Given task - Find the lines holding "protocol" and copy them.

Dataset records

================================

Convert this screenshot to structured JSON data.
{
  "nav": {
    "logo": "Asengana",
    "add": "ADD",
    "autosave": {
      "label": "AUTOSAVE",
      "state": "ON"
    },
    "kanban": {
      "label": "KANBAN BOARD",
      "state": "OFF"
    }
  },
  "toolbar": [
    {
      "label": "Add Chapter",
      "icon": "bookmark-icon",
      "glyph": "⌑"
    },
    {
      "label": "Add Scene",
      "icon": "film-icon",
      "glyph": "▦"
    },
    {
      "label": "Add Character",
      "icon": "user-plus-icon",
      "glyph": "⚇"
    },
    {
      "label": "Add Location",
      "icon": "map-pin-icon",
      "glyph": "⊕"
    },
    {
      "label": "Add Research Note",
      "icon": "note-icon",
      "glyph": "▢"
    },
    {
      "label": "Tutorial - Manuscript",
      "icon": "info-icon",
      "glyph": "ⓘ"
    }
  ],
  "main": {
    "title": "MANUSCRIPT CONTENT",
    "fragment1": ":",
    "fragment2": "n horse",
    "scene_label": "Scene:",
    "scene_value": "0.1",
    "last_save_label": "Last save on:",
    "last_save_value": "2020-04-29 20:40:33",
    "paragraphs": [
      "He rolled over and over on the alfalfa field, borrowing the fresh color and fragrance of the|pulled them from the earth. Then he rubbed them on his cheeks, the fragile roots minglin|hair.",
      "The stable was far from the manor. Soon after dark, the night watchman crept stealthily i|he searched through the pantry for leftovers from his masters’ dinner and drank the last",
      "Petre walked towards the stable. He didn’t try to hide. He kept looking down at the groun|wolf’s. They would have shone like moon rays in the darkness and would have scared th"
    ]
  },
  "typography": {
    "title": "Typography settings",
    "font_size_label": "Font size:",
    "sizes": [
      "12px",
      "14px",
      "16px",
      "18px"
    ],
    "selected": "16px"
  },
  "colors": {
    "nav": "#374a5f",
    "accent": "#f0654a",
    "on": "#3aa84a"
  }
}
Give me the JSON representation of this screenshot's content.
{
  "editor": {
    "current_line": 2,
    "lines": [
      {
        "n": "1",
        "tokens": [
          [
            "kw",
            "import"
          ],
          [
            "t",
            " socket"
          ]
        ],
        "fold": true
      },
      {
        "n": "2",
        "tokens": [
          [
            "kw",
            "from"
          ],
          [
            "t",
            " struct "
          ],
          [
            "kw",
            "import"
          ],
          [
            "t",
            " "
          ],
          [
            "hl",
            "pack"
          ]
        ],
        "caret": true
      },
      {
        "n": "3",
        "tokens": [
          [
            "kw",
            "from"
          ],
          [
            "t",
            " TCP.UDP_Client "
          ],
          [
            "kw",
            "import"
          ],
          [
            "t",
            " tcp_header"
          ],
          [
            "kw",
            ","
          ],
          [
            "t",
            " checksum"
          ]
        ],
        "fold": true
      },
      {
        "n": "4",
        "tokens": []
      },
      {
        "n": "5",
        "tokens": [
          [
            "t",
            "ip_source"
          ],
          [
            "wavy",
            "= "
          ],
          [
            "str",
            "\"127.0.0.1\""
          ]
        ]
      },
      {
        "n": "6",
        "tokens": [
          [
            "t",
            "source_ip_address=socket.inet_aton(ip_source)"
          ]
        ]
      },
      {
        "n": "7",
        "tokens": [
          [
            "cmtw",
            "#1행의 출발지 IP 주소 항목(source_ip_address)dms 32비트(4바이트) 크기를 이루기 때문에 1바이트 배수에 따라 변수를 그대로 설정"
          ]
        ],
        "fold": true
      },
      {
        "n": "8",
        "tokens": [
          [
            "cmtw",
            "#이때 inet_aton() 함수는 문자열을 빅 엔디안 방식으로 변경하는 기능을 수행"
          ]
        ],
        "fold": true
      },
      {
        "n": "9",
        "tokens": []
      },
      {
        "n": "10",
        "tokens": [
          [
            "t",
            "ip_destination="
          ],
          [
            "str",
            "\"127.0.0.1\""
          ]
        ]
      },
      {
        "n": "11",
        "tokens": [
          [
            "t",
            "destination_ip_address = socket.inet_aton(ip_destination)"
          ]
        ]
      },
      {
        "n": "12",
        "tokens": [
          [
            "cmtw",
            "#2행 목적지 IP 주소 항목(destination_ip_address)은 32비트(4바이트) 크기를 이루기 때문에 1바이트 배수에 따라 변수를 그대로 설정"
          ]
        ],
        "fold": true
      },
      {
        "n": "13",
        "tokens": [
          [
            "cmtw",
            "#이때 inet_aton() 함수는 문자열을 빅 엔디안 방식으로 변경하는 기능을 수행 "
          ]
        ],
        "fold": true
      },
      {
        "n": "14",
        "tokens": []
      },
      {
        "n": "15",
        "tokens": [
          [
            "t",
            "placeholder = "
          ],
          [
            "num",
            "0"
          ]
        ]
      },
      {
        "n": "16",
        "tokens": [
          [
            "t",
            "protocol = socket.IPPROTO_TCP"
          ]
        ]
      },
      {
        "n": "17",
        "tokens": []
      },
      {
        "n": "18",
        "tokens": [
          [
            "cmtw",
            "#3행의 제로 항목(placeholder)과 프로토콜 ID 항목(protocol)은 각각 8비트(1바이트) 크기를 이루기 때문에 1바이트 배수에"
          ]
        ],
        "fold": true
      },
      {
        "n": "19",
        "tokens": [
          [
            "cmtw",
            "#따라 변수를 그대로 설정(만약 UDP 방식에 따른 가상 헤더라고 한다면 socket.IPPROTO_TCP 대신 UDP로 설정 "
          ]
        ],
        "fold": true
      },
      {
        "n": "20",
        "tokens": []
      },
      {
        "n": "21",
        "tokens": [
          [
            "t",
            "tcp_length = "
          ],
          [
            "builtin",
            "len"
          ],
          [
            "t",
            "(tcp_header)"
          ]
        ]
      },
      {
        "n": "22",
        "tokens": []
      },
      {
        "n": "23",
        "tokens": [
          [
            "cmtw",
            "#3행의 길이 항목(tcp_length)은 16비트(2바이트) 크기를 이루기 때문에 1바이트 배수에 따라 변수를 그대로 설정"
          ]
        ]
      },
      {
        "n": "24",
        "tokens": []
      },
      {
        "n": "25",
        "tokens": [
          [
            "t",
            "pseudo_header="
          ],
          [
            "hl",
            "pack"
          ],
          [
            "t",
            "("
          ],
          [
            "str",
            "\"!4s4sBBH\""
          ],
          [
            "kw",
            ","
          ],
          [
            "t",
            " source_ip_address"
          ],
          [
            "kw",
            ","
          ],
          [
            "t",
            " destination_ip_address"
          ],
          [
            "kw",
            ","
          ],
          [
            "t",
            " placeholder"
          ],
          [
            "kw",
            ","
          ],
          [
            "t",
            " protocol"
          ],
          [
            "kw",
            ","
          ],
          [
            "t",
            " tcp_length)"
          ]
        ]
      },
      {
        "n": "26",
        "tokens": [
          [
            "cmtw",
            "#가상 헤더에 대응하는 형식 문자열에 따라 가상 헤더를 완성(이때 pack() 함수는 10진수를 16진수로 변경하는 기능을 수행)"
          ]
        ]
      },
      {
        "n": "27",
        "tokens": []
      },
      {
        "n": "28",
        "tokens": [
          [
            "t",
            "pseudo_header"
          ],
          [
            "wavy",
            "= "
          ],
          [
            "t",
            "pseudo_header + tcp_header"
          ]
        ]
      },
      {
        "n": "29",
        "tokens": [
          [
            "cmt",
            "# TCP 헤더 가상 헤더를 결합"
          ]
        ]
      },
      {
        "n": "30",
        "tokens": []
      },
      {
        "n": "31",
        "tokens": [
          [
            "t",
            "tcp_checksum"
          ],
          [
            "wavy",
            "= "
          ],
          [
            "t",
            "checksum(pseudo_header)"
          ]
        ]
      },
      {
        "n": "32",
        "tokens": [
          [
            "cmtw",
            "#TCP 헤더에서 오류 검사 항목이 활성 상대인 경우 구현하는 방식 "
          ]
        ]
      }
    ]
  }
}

================================

The solution -
            "protocol = socket.IPPROTO_TCP"
            "#3행의 제로 항목(placeholder)과 프로토콜 ID 항목(protocol)은 각각 8비트(1바이트) 크기를 이루기 때문에 1바이트 배수에"
            " protocol"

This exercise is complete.